■ What is needed
Among the lines of these entries, how many hold the word "министерства"? State only the number.

━━━

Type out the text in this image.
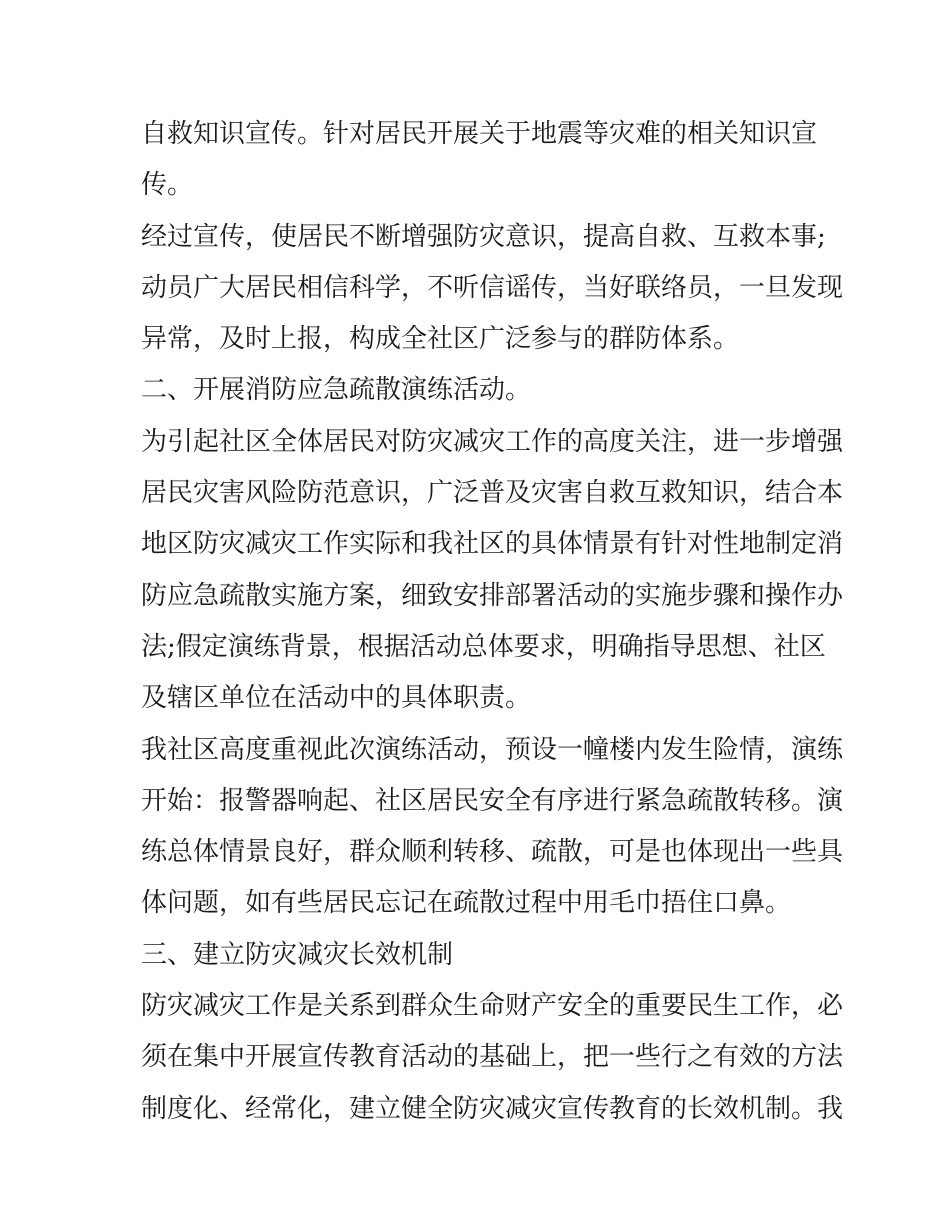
自救知识宣传。针对居民开展关于地震等灾难的相关知识宣
传。
经过宣传，使居民不断增强防灾意识，提高自救、互救本事;
动员广大居民相信科学，不听信谣传，当好联络员，一旦发现
异常，及时上报，构成全社区广泛参与的群防体系。
二、开展消防应急疏散演练活动。
为引起社区全体居民对防灾减灾工作的高度关注，进一步增强
居民灾害风险防范意识，广泛普及灾害自救互救知识，结合本
地区防灾减灾工作实际和我社区的具体情景有针对性地制定消
防应急疏散实施方案，细致安排部署活动的实施步骤和操作办
法;假定演练背景，根据活动总体要求，明确指导思想、社区
及辖区单位在活动中的具体职责。
我社区高度重视此次演练活动，预设一幢楼内发生险情，演练
开始：报警器响起、社区居民安全有序进行紧急疏散转移。演
练总体情景良好，群众顺利转移、疏散，可是也体现出一些具
体问题，如有些居民忘记在疏散过程中用毛巾捂住口鼻。
三、建立防灾减灾长效机制
防灾减灾工作是关系到群众生命财产安全的重要民生工作，必
须在集中开展宣传教育活动的基础上，把一些行之有效的方法
制度化、经常化，建立健全防灾减灾宣传教育的长效机制。我
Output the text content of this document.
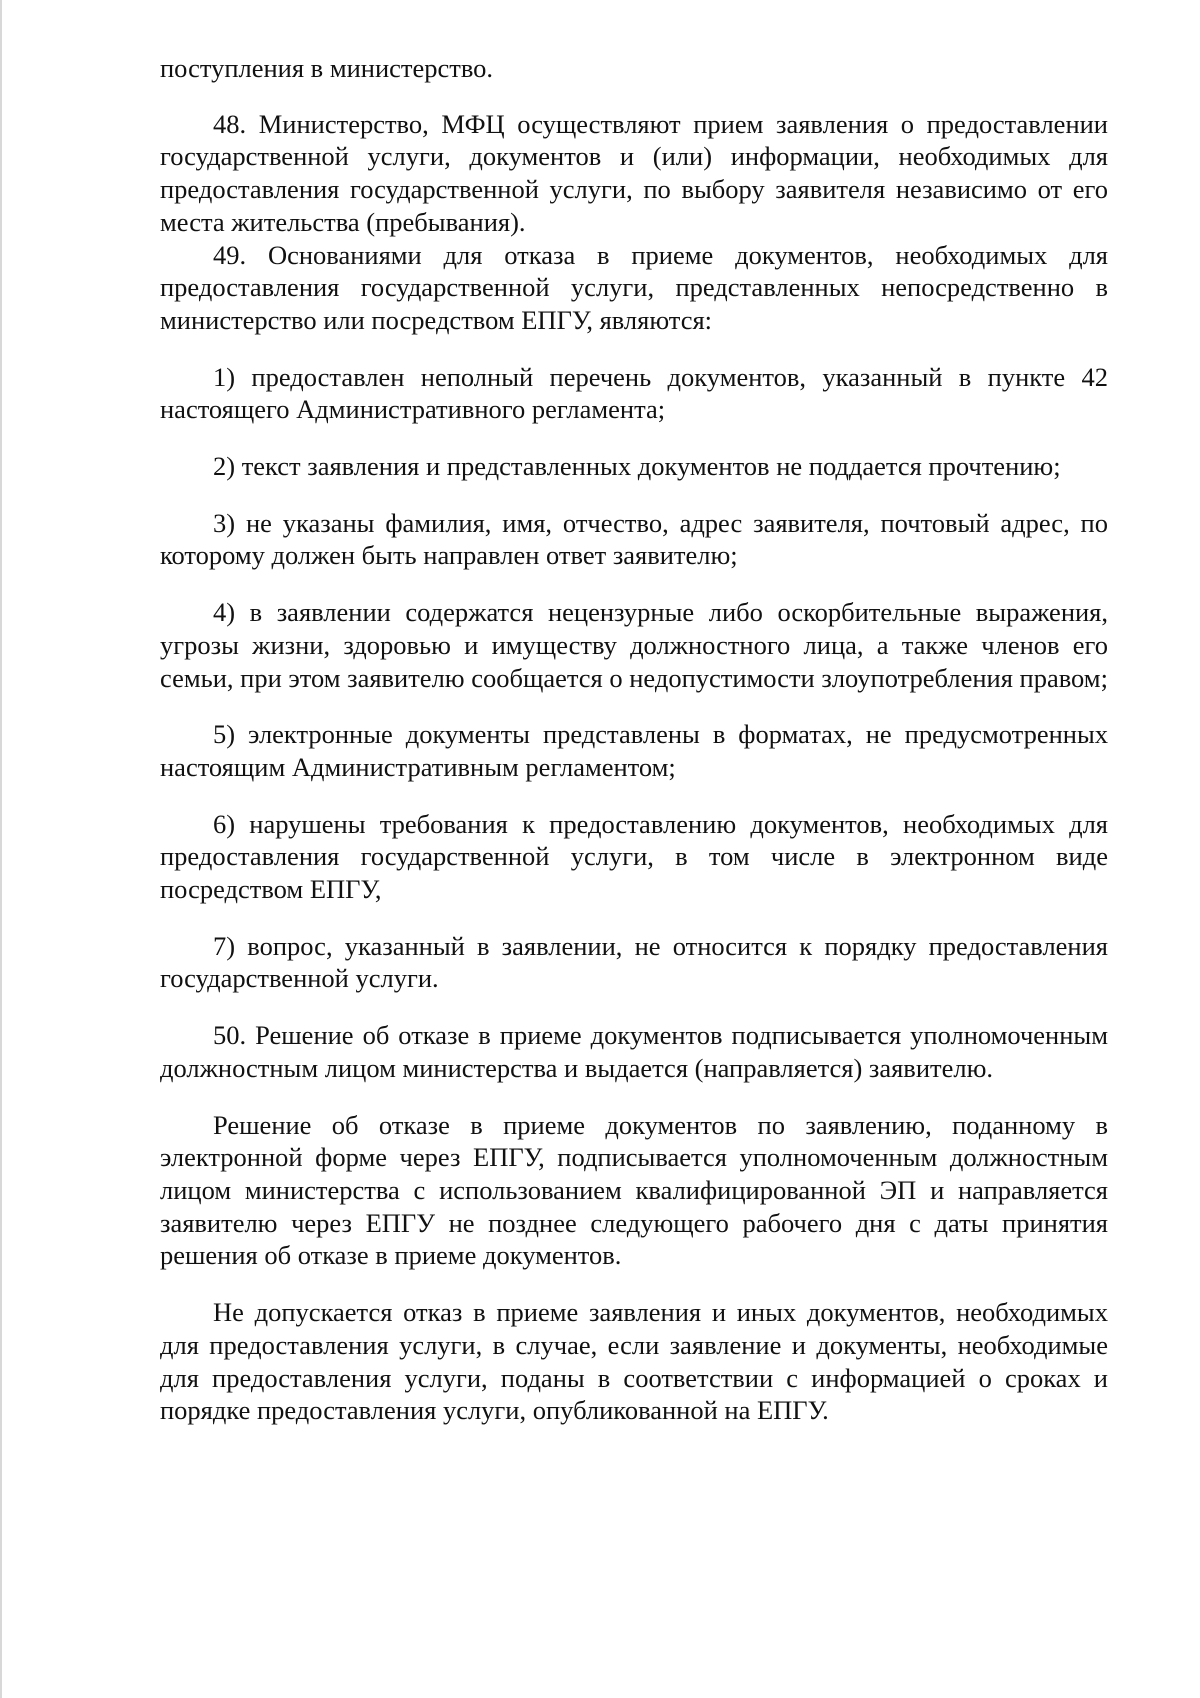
поступления в министерство.

48. Министерство, МФЦ осуществляют прием заявления о предоставлении государственной услуги, документов и (или) информации, необходимых для предоставления государственной услуги, по выбору заявителя независимо от его места жительства (пребывания).

49. Основаниями для отказа в приеме документов, необходимых для предоставления государственной услуги, представленных непосредственно в министерство или посредством ЕПГУ, являются:

1) предоставлен неполный перечень документов, указанный в пункте 42 настоящего Административного регламента;

2) текст заявления и представленных документов не поддается прочтению;

3) не указаны фамилия, имя, отчество, адрес заявителя, почтовый адрес, по которому должен быть направлен ответ заявителю;

4) в заявлении содержатся нецензурные либо оскорбительные выражения, угрозы жизни, здоровью и имуществу должностного лица, а также членов его семьи, при этом заявителю сообщается о недопустимости злоупотребления правом;

5) электронные документы представлены в форматах, не предусмотренных настоящим Административным регламентом;

6) нарушены требования к предоставлению документов, необходимых для предоставления государственной услуги, в том числе в электронном виде посредством ЕПГУ,

7) вопрос, указанный в заявлении, не относится к порядку предоставления государственной услуги.

50. Решение об отказе в приеме документов подписывается уполномоченным должностным лицом министерства и выдается (направляется) заявителю.

Решение об отказе в приеме документов по заявлению, поданному в электронной форме через ЕПГУ, подписывается уполномоченным должностным лицом министерства с использованием квалифицированной ЭП и направляется заявителю через ЕПГУ не позднее следующего рабочего дня с даты принятия решения об отказе в приеме документов.

Не допускается отказ в приеме заявления и иных документов, необходимых для предоставления услуги, в случае, если заявление и документы, необходимые для предоставления услуги, поданы в соответствии с информацией о сроках и порядке предоставления услуги, опубликованной на ЕПГУ.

━━━

■ Exercise output
2